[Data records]
++++++++++

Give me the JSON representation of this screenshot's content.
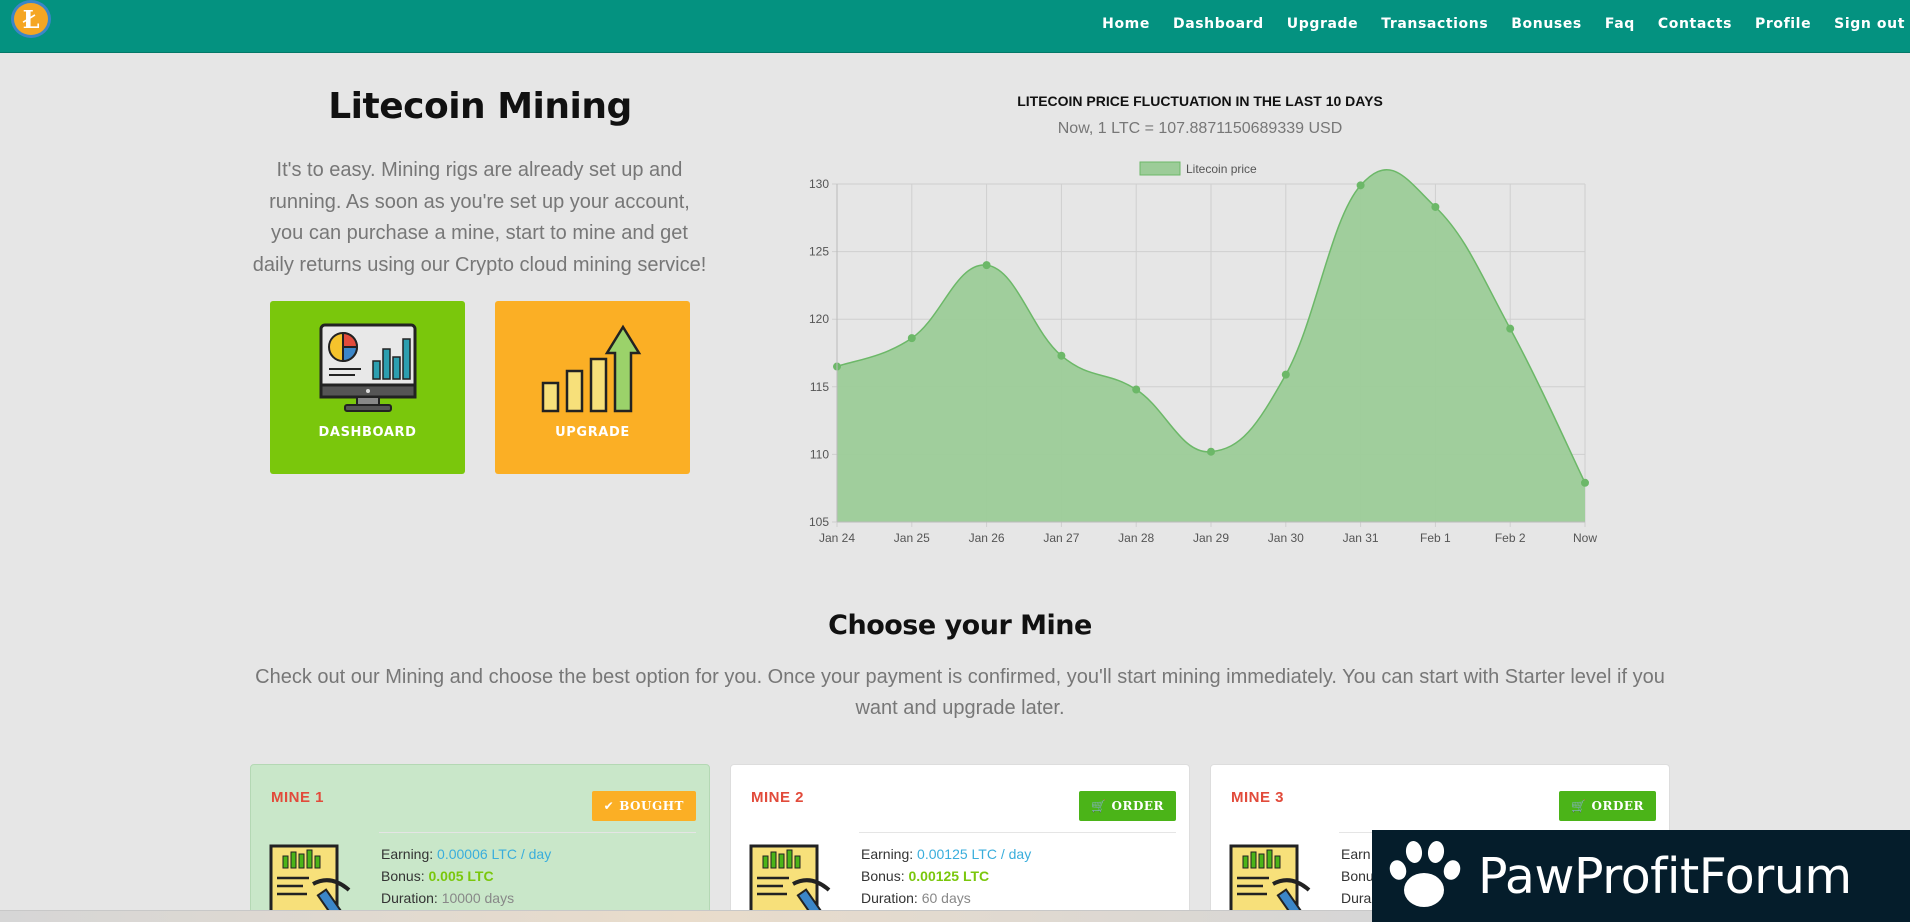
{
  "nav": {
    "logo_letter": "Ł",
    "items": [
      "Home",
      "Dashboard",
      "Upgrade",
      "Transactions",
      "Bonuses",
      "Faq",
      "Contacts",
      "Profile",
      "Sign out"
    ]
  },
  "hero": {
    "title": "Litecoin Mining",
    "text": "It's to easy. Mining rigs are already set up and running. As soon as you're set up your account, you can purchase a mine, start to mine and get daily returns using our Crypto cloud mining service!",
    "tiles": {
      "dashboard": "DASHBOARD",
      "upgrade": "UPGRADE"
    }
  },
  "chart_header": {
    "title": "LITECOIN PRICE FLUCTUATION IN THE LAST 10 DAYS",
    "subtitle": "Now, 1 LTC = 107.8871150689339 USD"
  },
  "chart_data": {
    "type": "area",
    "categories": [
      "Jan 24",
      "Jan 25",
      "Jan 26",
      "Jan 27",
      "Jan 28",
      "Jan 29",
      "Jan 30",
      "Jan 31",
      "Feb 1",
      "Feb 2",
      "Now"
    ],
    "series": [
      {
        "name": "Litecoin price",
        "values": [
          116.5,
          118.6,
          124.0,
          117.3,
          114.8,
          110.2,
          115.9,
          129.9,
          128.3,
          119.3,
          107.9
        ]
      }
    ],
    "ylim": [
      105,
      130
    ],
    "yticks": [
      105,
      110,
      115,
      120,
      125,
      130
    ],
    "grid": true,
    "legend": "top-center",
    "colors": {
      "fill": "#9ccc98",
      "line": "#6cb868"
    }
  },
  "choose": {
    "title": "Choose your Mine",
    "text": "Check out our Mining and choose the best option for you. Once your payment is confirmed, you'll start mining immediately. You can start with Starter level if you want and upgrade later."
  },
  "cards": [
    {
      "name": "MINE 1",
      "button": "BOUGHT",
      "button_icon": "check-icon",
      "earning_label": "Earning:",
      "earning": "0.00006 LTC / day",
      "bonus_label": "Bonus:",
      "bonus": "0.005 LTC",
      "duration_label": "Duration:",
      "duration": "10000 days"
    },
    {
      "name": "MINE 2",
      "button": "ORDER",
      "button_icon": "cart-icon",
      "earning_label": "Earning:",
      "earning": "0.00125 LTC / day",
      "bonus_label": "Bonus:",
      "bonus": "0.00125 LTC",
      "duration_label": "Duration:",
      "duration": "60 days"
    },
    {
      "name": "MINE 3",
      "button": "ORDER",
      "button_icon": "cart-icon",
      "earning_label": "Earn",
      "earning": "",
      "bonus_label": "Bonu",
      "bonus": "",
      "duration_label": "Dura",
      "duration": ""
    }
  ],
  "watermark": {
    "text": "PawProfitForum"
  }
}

++++++++++

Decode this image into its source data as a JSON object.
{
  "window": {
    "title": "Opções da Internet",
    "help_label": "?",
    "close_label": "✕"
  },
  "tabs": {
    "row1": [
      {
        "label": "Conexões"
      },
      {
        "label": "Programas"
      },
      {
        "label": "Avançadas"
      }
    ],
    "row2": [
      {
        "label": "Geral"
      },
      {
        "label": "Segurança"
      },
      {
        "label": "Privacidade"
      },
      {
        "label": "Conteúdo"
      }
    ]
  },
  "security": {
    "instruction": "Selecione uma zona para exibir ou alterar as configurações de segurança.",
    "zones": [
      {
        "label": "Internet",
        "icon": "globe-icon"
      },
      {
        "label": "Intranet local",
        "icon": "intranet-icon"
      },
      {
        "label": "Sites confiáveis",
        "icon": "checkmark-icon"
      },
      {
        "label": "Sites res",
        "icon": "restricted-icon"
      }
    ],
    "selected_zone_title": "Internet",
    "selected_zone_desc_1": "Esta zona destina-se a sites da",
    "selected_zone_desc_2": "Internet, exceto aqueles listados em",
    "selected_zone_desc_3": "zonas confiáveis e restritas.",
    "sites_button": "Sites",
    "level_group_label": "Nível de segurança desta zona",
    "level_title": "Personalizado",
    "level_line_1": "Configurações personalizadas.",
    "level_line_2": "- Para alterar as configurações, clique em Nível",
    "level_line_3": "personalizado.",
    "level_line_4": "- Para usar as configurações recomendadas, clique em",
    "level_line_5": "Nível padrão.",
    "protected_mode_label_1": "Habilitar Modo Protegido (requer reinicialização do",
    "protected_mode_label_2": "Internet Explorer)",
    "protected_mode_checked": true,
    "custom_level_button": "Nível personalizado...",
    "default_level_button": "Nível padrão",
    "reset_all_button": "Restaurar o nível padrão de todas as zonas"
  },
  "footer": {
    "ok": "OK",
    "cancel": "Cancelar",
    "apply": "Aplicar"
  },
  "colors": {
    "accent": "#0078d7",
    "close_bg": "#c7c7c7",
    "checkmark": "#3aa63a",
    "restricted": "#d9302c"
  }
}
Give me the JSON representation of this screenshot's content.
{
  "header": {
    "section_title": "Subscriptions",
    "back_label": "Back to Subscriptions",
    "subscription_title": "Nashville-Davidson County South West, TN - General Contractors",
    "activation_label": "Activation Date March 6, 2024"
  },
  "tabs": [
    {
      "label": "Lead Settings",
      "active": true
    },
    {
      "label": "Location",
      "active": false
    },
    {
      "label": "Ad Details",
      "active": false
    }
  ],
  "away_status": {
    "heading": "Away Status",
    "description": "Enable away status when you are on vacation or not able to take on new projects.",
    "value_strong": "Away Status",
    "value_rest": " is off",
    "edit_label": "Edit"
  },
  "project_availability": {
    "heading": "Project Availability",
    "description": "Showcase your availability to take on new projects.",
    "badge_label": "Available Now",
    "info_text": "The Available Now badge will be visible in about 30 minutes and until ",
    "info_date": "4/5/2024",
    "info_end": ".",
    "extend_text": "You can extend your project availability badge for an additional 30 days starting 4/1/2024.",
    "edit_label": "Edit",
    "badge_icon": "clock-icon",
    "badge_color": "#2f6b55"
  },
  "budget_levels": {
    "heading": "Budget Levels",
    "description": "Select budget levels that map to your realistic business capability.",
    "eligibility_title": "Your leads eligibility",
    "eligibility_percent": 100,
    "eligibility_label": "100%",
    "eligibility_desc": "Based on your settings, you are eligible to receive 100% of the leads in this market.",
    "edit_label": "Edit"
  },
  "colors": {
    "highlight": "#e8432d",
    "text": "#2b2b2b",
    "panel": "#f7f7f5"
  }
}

++++++++++

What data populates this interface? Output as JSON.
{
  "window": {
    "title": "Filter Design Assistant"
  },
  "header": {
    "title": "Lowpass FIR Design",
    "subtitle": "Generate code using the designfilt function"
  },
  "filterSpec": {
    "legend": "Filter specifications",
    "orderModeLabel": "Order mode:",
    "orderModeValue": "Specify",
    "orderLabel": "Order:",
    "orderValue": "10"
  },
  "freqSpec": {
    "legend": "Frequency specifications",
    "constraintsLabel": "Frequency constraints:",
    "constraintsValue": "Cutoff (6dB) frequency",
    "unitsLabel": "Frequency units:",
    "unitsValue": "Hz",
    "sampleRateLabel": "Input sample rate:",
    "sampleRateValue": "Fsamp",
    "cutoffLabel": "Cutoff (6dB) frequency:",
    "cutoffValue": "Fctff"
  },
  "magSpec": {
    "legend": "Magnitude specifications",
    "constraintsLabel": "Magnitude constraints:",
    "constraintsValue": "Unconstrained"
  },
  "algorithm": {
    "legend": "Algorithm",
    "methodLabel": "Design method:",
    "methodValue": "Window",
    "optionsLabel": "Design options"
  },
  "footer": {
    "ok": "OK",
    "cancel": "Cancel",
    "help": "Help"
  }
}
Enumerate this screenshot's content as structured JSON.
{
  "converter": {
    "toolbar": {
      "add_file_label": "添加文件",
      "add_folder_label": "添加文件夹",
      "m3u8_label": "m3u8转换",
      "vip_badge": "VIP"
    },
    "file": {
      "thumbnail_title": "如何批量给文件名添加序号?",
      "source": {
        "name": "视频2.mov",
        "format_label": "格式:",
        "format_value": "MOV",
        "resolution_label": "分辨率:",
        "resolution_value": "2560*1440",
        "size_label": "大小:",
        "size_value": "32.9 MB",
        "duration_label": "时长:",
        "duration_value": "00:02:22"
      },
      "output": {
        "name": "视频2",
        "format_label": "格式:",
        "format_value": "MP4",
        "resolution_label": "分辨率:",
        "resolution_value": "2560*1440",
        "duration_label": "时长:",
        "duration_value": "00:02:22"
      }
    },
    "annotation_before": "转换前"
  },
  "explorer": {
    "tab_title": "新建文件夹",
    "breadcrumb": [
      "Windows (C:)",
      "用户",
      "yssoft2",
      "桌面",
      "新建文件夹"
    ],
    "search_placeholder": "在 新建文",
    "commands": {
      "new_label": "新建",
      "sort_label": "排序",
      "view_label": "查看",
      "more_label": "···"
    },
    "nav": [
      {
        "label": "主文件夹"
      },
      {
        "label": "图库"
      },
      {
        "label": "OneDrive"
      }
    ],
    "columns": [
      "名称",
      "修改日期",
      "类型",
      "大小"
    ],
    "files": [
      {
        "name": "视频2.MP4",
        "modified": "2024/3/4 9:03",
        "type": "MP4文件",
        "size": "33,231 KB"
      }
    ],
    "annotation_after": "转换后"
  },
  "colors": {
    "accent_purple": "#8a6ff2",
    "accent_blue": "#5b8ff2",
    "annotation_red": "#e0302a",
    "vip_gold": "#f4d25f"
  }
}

++++++++++

> **Exercise details**: Select and copy each line from the data that includes the word "icon".

> **Solution to this exercise**:
      "button_icon": "check-icon",
      "button_icon": "cart-icon",
      "button_icon": "cart-icon",
        "icon": "globe-icon"
        "icon": "intranet-icon"
        "icon": "checkmark-icon"
        "icon": "restricted-icon"
    "badge_icon": "clock-icon",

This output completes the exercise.